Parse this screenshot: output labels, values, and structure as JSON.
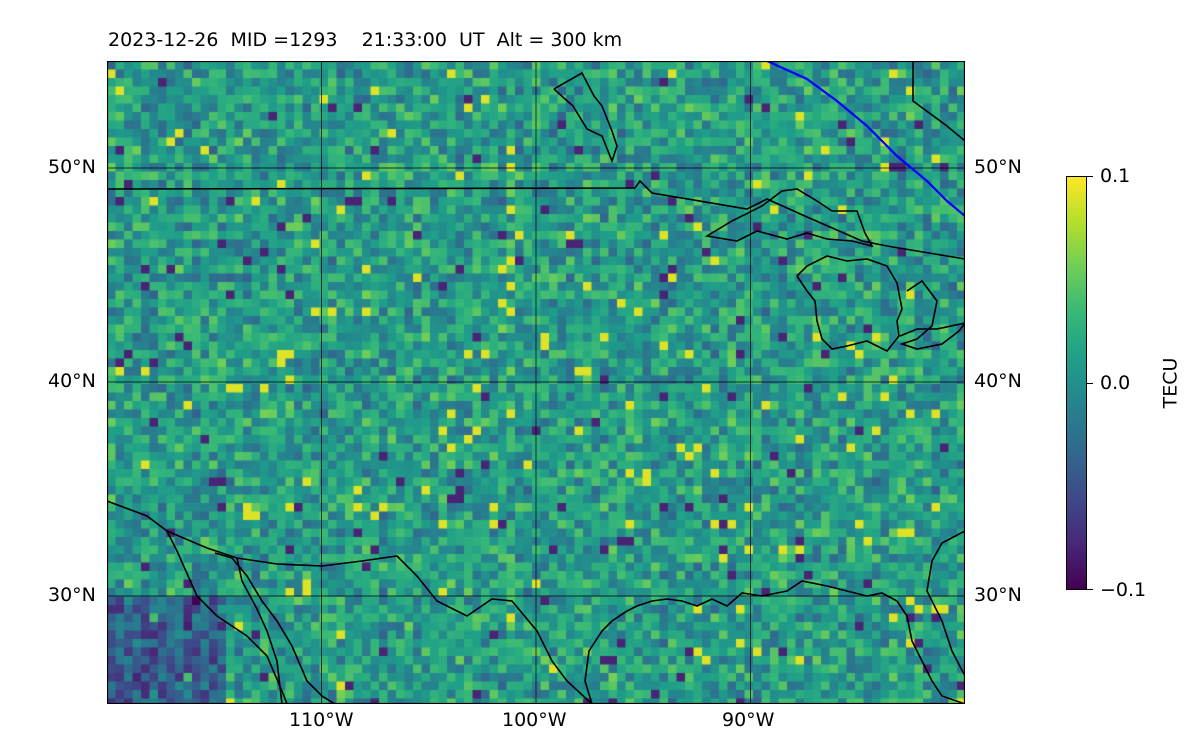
{
  "title": "2023-12-26  MID =1293    21:33:00  UT  Alt = 300 km",
  "map": {
    "extent": {
      "lon_min": -120,
      "lon_max": -80,
      "lat_min": 25,
      "lat_max": 55
    },
    "gridlines": {
      "lons": [
        -110,
        -100,
        -90
      ],
      "lats": [
        30,
        40,
        50
      ]
    },
    "lat_labels": [
      "50°N",
      "40°N",
      "30°N"
    ],
    "lon_labels": [
      "110°W",
      "100°W",
      "90°W"
    ],
    "terminator_color": "#0000ff",
    "coastline_color": "#000000",
    "colormap": "viridis"
  },
  "colorbar": {
    "label": "TECU",
    "min": -0.1,
    "max": 0.1,
    "tick_labels": [
      "0.1",
      "0.0",
      "−0.1"
    ]
  }
}
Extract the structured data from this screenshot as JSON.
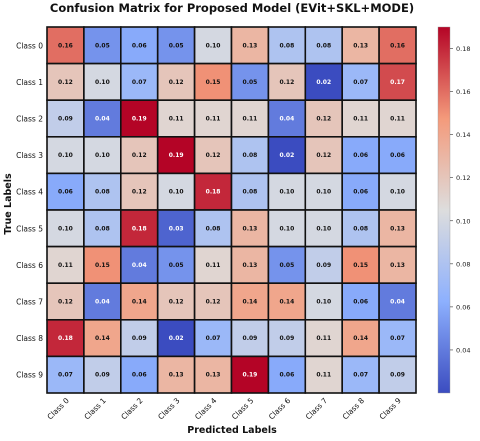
{
  "chart_data": {
    "type": "heatmap",
    "title": "Confusion Matrix for Proposed Model (EVit+SKL+MODE)",
    "xlabel": "Predicted Labels",
    "ylabel": "True Labels",
    "x_categories": [
      "Class 0",
      "Class 1",
      "Class 2",
      "Class 3",
      "Class 4",
      "Class 5",
      "Class 6",
      "Class 7",
      "Class 8",
      "Class 9"
    ],
    "y_categories": [
      "Class 0",
      "Class 1",
      "Class 2",
      "Class 3",
      "Class 4",
      "Class 5",
      "Class 6",
      "Class 7",
      "Class 8",
      "Class 9"
    ],
    "values": [
      [
        0.16,
        0.05,
        0.06,
        0.05,
        0.1,
        0.13,
        0.08,
        0.08,
        0.13,
        0.16
      ],
      [
        0.12,
        0.1,
        0.07,
        0.12,
        0.15,
        0.05,
        0.12,
        0.02,
        0.07,
        0.17
      ],
      [
        0.09,
        0.04,
        0.19,
        0.11,
        0.11,
        0.11,
        0.04,
        0.12,
        0.11,
        0.11
      ],
      [
        0.1,
        0.1,
        0.12,
        0.19,
        0.12,
        0.08,
        0.02,
        0.12,
        0.06,
        0.06
      ],
      [
        0.06,
        0.08,
        0.12,
        0.1,
        0.18,
        0.08,
        0.1,
        0.1,
        0.06,
        0.1
      ],
      [
        0.1,
        0.08,
        0.18,
        0.03,
        0.08,
        0.13,
        0.1,
        0.1,
        0.08,
        0.13
      ],
      [
        0.11,
        0.15,
        0.04,
        0.05,
        0.11,
        0.13,
        0.05,
        0.09,
        0.15,
        0.13
      ],
      [
        0.12,
        0.04,
        0.14,
        0.12,
        0.12,
        0.14,
        0.14,
        0.1,
        0.06,
        0.04
      ],
      [
        0.18,
        0.14,
        0.09,
        0.02,
        0.07,
        0.09,
        0.09,
        0.11,
        0.14,
        0.07
      ],
      [
        0.07,
        0.09,
        0.06,
        0.13,
        0.13,
        0.19,
        0.06,
        0.11,
        0.07,
        0.09
      ]
    ],
    "colormap": "coolwarm",
    "vmin": 0.02,
    "vmax": 0.19,
    "colorbar_ticks": [
      0.04,
      0.06,
      0.08,
      0.1,
      0.12,
      0.14,
      0.16,
      0.18
    ],
    "colorbar_tick_labels": [
      "0.04",
      "0.06",
      "0.08",
      "0.10",
      "0.12",
      "0.14",
      "0.16",
      "0.18"
    ],
    "cell_border_color": "#111111",
    "grid": false
  }
}
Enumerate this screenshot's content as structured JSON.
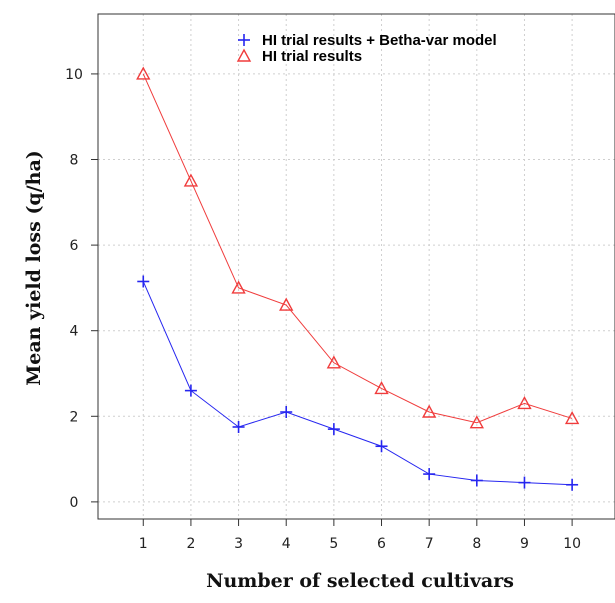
{
  "chart_data": {
    "type": "line",
    "title": "",
    "xlabel": "Number of selected cultivars",
    "ylabel": "Mean yield loss (q/ha)",
    "x": [
      1,
      2,
      3,
      4,
      5,
      6,
      7,
      8,
      9,
      10
    ],
    "xticks": [
      "1",
      "2",
      "3",
      "4",
      "5",
      "6",
      "7",
      "8",
      "9",
      "10"
    ],
    "yticks": [
      "0",
      "2",
      "4",
      "6",
      "8",
      "10"
    ],
    "xlim": [
      0.05,
      10.9
    ],
    "ylim": [
      -0.4,
      11.4
    ],
    "grid": true,
    "legend_position": "top-center",
    "series": [
      {
        "name": "HI trial results + Betha-var model",
        "marker": "plus",
        "color": "#2626f0",
        "values": [
          5.15,
          2.6,
          1.75,
          2.1,
          1.7,
          1.3,
          0.65,
          0.5,
          0.45,
          0.4
        ]
      },
      {
        "name": "HI trial results",
        "marker": "triangle",
        "color": "#f03c3c",
        "values": [
          10.0,
          7.5,
          5.0,
          4.6,
          3.25,
          2.65,
          2.1,
          1.85,
          2.3,
          1.95
        ]
      }
    ]
  }
}
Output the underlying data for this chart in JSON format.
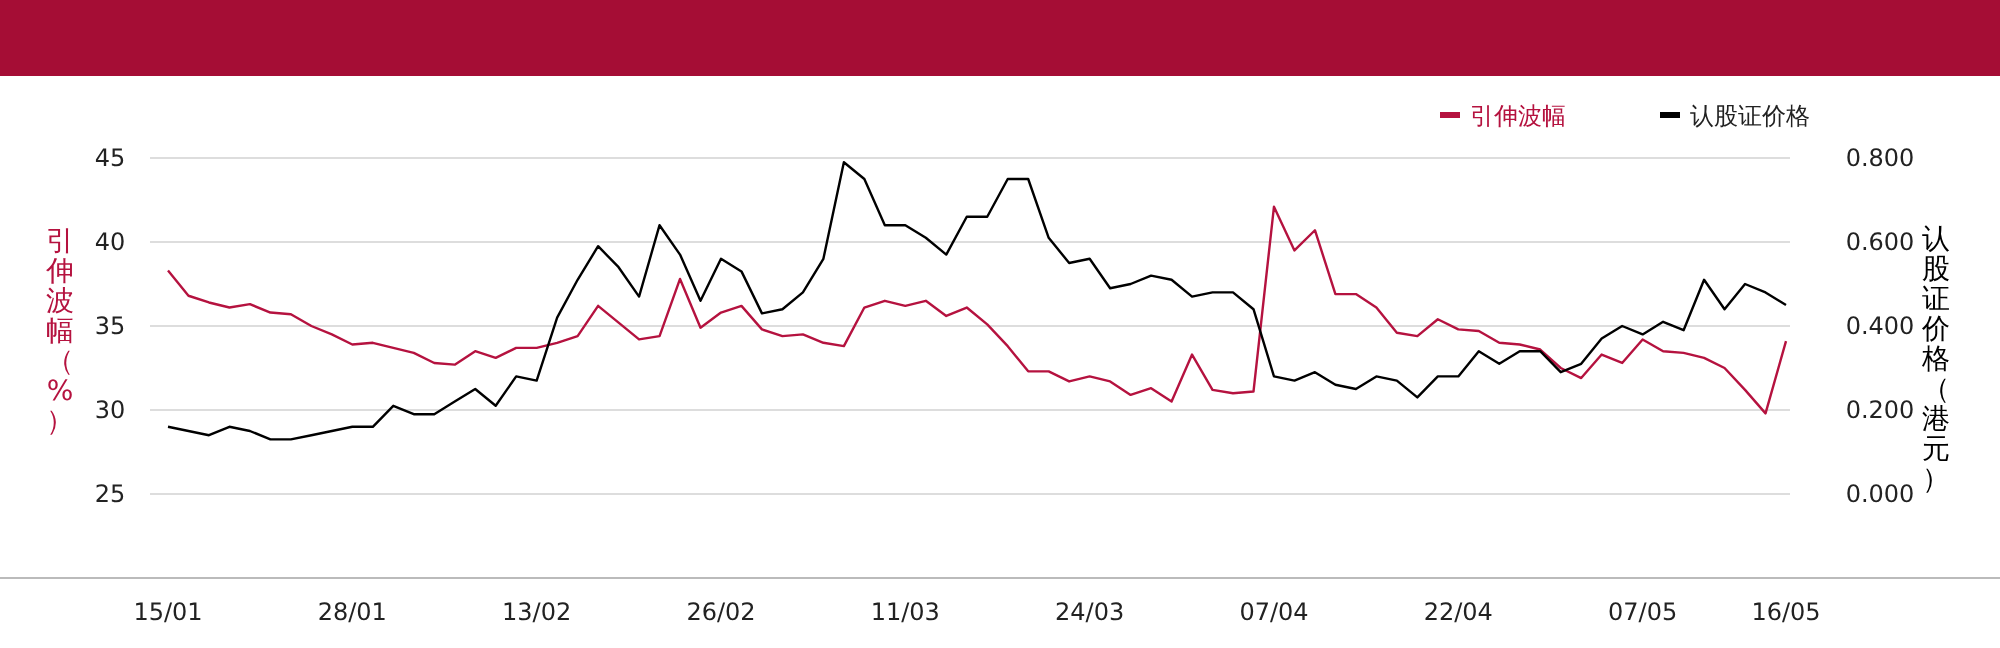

=== Short exercise ===
Without the pictures, return all the records precisely as they stand.

=== Task solution ===
Parse this screenshot: output labels, values, and structure as JSON.
{
  "title": "2023-12-26  MID =1293    21:33:00  UT  Alt = 300 km",
  "map": {
    "extent": {
      "lon_min": -120,
      "lon_max": -80,
      "lat_min": 25,
      "lat_max": 55
    },
    "gridlines": {
      "lons": [
        -110,
        -100,
        -90
      ],
      "lats": [
        30,
        40,
        50
      ]
    },
    "lat_labels": [
      "50°N",
      "40°N",
      "30°N"
    ],
    "lon_labels": [
      "110°W",
      "100°W",
      "90°W"
    ],
    "terminator_color": "#0000ff",
    "coastline_color": "#000000",
    "colormap": "viridis"
  },
  "colorbar": {
    "label": "TECU",
    "min": -0.1,
    "max": 0.1,
    "tick_labels": [
      "0.1",
      "0.0",
      "−0.1"
    ]
  }
}
Extract the structured data from this screenshot as JSON.
{
  "chart_data": {
    "type": "heatmap",
    "title": "Confusion Matrix for Proposed Model (EVit+SKL+MODE)",
    "xlabel": "Predicted Labels",
    "ylabel": "True Labels",
    "x_categories": [
      "Class 0",
      "Class 1",
      "Class 2",
      "Class 3",
      "Class 4",
      "Class 5",
      "Class 6",
      "Class 7",
      "Class 8",
      "Class 9"
    ],
    "y_categories": [
      "Class 0",
      "Class 1",
      "Class 2",
      "Class 3",
      "Class 4",
      "Class 5",
      "Class 6",
      "Class 7",
      "Class 8",
      "Class 9"
    ],
    "values": [
      [
        0.16,
        0.05,
        0.06,
        0.05,
        0.1,
        0.13,
        0.08,
        0.08,
        0.13,
        0.16
      ],
      [
        0.12,
        0.1,
        0.07,
        0.12,
        0.15,
        0.05,
        0.12,
        0.02,
        0.07,
        0.17
      ],
      [
        0.09,
        0.04,
        0.19,
        0.11,
        0.11,
        0.11,
        0.04,
        0.12,
        0.11,
        0.11
      ],
      [
        0.1,
        0.1,
        0.12,
        0.19,
        0.12,
        0.08,
        0.02,
        0.12,
        0.06,
        0.06
      ],
      [
        0.06,
        0.08,
        0.12,
        0.1,
        0.18,
        0.08,
        0.1,
        0.1,
        0.06,
        0.1
      ],
      [
        0.1,
        0.08,
        0.18,
        0.03,
        0.08,
        0.13,
        0.1,
        0.1,
        0.08,
        0.13
      ],
      [
        0.11,
        0.15,
        0.04,
        0.05,
        0.11,
        0.13,
        0.05,
        0.09,
        0.15,
        0.13
      ],
      [
        0.12,
        0.04,
        0.14,
        0.12,
        0.12,
        0.14,
        0.14,
        0.1,
        0.06,
        0.04
      ],
      [
        0.18,
        0.14,
        0.09,
        0.02,
        0.07,
        0.09,
        0.09,
        0.11,
        0.14,
        0.07
      ],
      [
        0.07,
        0.09,
        0.06,
        0.13,
        0.13,
        0.19,
        0.06,
        0.11,
        0.07,
        0.09
      ]
    ],
    "colormap": "coolwarm",
    "vmin": 0.02,
    "vmax": 0.19,
    "colorbar_ticks": [
      0.04,
      0.06,
      0.08,
      0.1,
      0.12,
      0.14,
      0.16,
      0.18
    ],
    "colorbar_tick_labels": [
      "0.04",
      "0.06",
      "0.08",
      "0.10",
      "0.12",
      "0.14",
      "0.16",
      "0.18"
    ],
    "cell_border_color": "#111111",
    "grid": false
  }
}
Enumerate this screenshot's content as structured JSON.
{
  "chart_data": {
    "type": "line",
    "title": "",
    "xlabel": "Number of selected cultivars",
    "ylabel": "Mean yield loss (q/ha)",
    "x": [
      1,
      2,
      3,
      4,
      5,
      6,
      7,
      8,
      9,
      10
    ],
    "xticks": [
      "1",
      "2",
      "3",
      "4",
      "5",
      "6",
      "7",
      "8",
      "9",
      "10"
    ],
    "yticks": [
      "0",
      "2",
      "4",
      "6",
      "8",
      "10"
    ],
    "xlim": [
      0.05,
      10.9
    ],
    "ylim": [
      -0.4,
      11.4
    ],
    "grid": true,
    "legend_position": "top-center",
    "series": [
      {
        "name": "HI trial results + Betha-var model",
        "marker": "plus",
        "color": "#2626f0",
        "values": [
          5.15,
          2.6,
          1.75,
          2.1,
          1.7,
          1.3,
          0.65,
          0.5,
          0.45,
          0.4
        ]
      },
      {
        "name": "HI trial results",
        "marker": "triangle",
        "color": "#f03c3c",
        "values": [
          10.0,
          7.5,
          5.0,
          4.6,
          3.25,
          2.65,
          2.1,
          1.85,
          2.3,
          1.95
        ]
      }
    ]
  }
}
Output the underlying data for this chart in JSON format.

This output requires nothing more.